Begin
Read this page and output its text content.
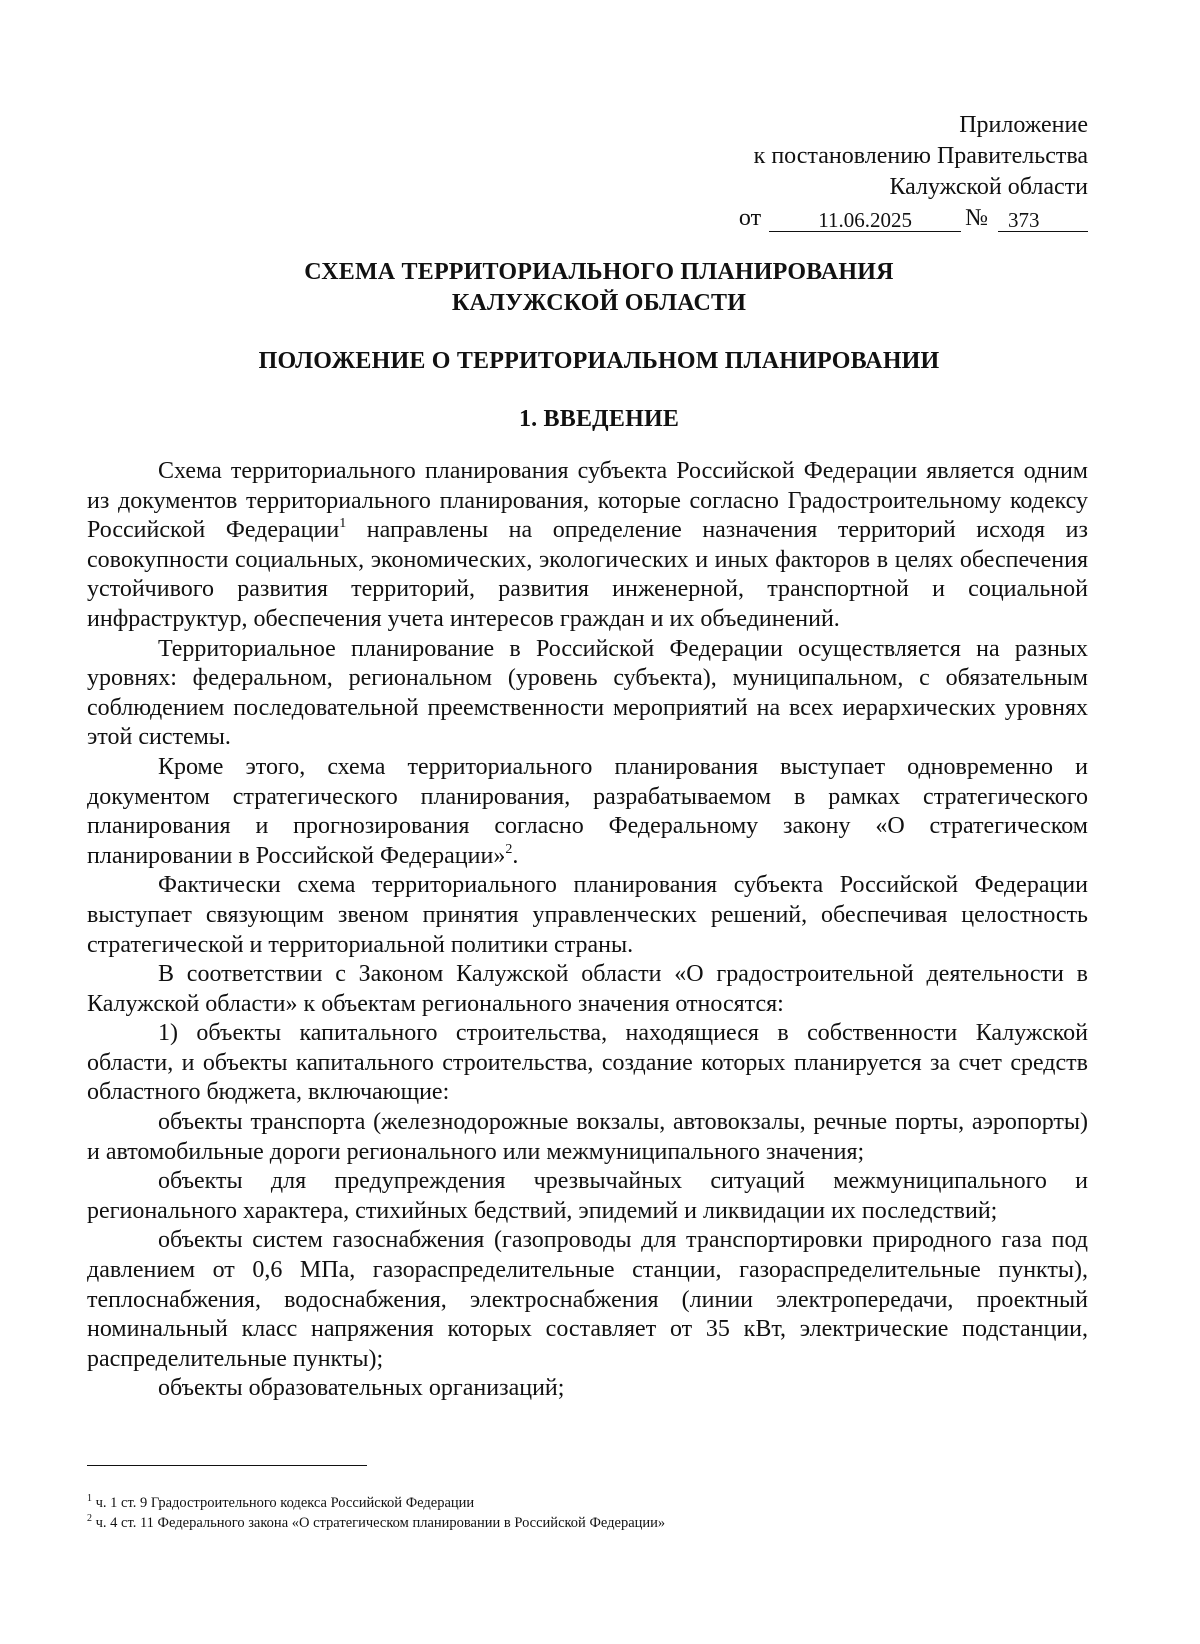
Приложение
к постановлению Правительства
Калужской области
от	11.06.2025	№ 373
СХЕМА ТЕРРИТОРИАЛЬНОГО ПЛАНИРОВАНИЯ
КАЛУЖСКОЙ ОБЛАСТИ
ПОЛОЖЕНИЕ О ТЕРРИТОРИАЛЬНОМ ПЛАНИРОВАНИИ
1. ВВЕДЕНИЕ

Схема территориального планирования субъекта Российской Федерации является одним из документов территориального планирования, которые согласно Градостроительному кодексу Российской Федерации$^1$ направлены на определение назначения территорий исходя из совокупности социальных, экономических, экологических и иных факторов в целях обеспечения устойчивого развития территорий, развития инженерной, транспортной и социальной инфраструктур, обеспечения учета интересов граждан и их объединений.

Территориальное планирование в Российской Федерации осуществляется на разных уровнях: федеральном, региональном (уровень субъекта), муниципальном, с обязательным соблюдением последовательной преемственности мероприятий на всех иерархических уровнях этой системы.

Кроме этого, схема территориального планирования выступает одновременно и документом стратегического планирования, разрабатываемом в рамках стратегического планирования и прогнозирования согласно Федеральному закону «О стратегическом планировании в Российской Федерации»$^2$.

Фактически схема территориального планирования субъекта Российской Федерации выступает связующим звеном принятия управленческих решений, обеспечивая целостность стратегической и территориальной политики страны.

В соответствии с Законом Калужской области «О градостроительной деятельности в Калужской области» к объектам регионального значения относятся:

1) объекты капитального строительства, находящиеся в собственности Калужской области, и объекты капитального строительства, создание которых планируется за счет средств областного бюджета, включающие:

объекты транспорта (железнодорожные вокзалы, автовокзалы, речные порты, аэропорты) и автомобильные дороги регионального или межмуниципального значения;

объекты для предупреждения чрезвычайных ситуаций межмуниципального и регионального характера, стихийных бедствий, эпидемий и ликвидации их последствий;

объекты систем газоснабжения (газопроводы для транспортировки природного газа под давлением от 0,6 МПа, газораспределительные станции, газораспределительные пункты), теплоснабжения, водоснабжения, электроснабжения (линии электропередачи, проектный номинальный класс напряжения которых составляет от 35 кВт, электрические подстанции, распределительные пункты);

объекты образовательных организаций;

$^1$ ч. 1 ст. 9 Градостроительного кодекса Российской Федерации
$^2$ ч. 4 ст. 11 Федерального закона «О стратегическом планировании в Российской Федерации»
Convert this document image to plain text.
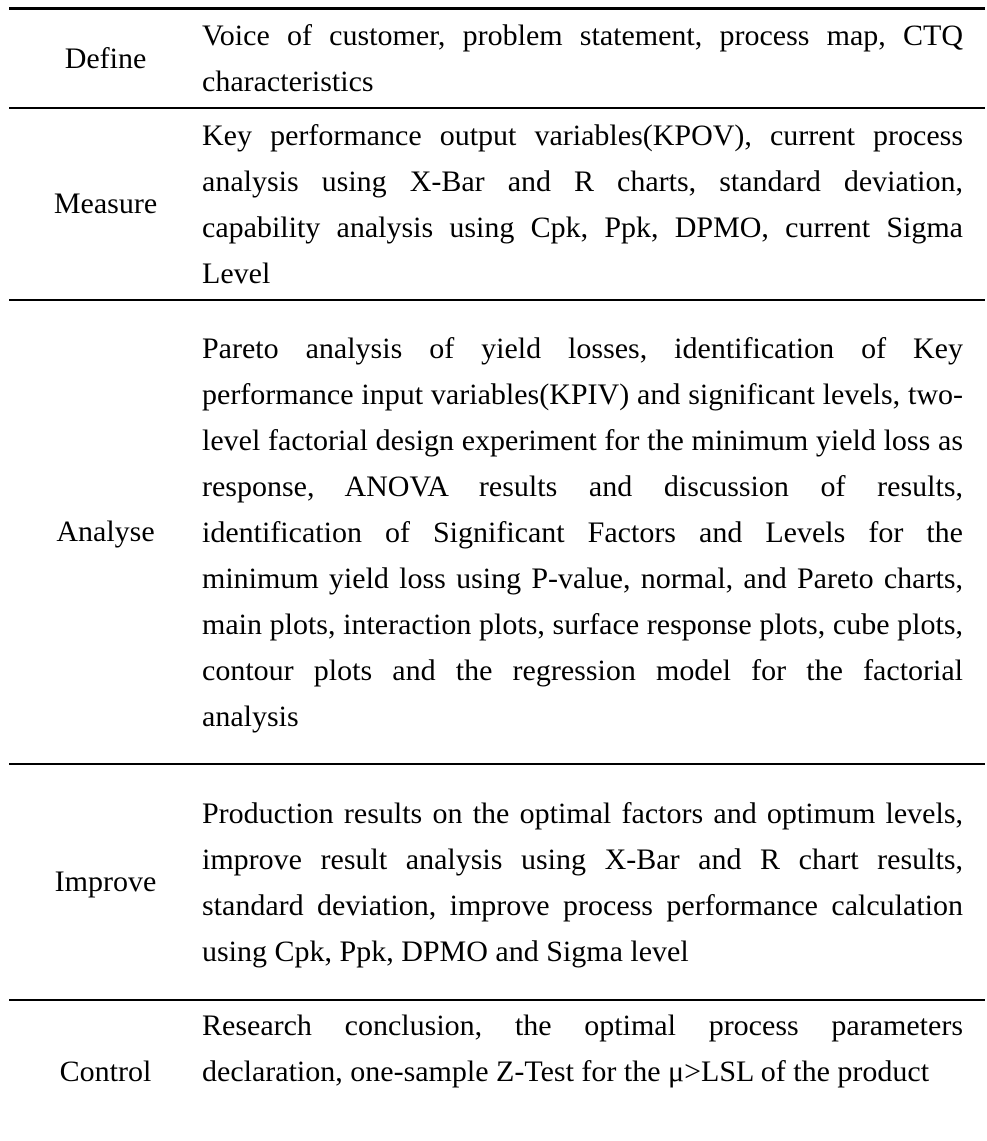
Define
Voice of customer, problem statement, process map, CTQ characteristics
Measure
Key performance output variables(KPOV), current process analysis using X-Bar and R charts, standard deviation, capability analysis using Cpk, Ppk, DPMO, current Sigma Level
Analyse
Pareto analysis of yield losses, identification of Key performance input variables(KPIV) and significant levels, two-level factorial design experiment for the minimum yield loss as response, ANOVA results and discussion of results, identification of Significant Factors and Levels for the minimum yield loss using P-value, normal, and Pareto charts, main plots, interaction plots, surface response plots, cube plots, contour plots and the regression model for the factorial analysis
Improve
Production results on the optimal factors and optimum levels, improve result analysis using X-Bar and R chart results, standard deviation, improve process performance calculation using Cpk, Ppk, DPMO and Sigma level
Control
Research conclusion, the optimal process parameters declaration, one-sample Z-Test for the μ>LSL of the product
End
Description of the task
Tally the lines of the listing in which the word "using" occurs, and state the total alone.

Task result
3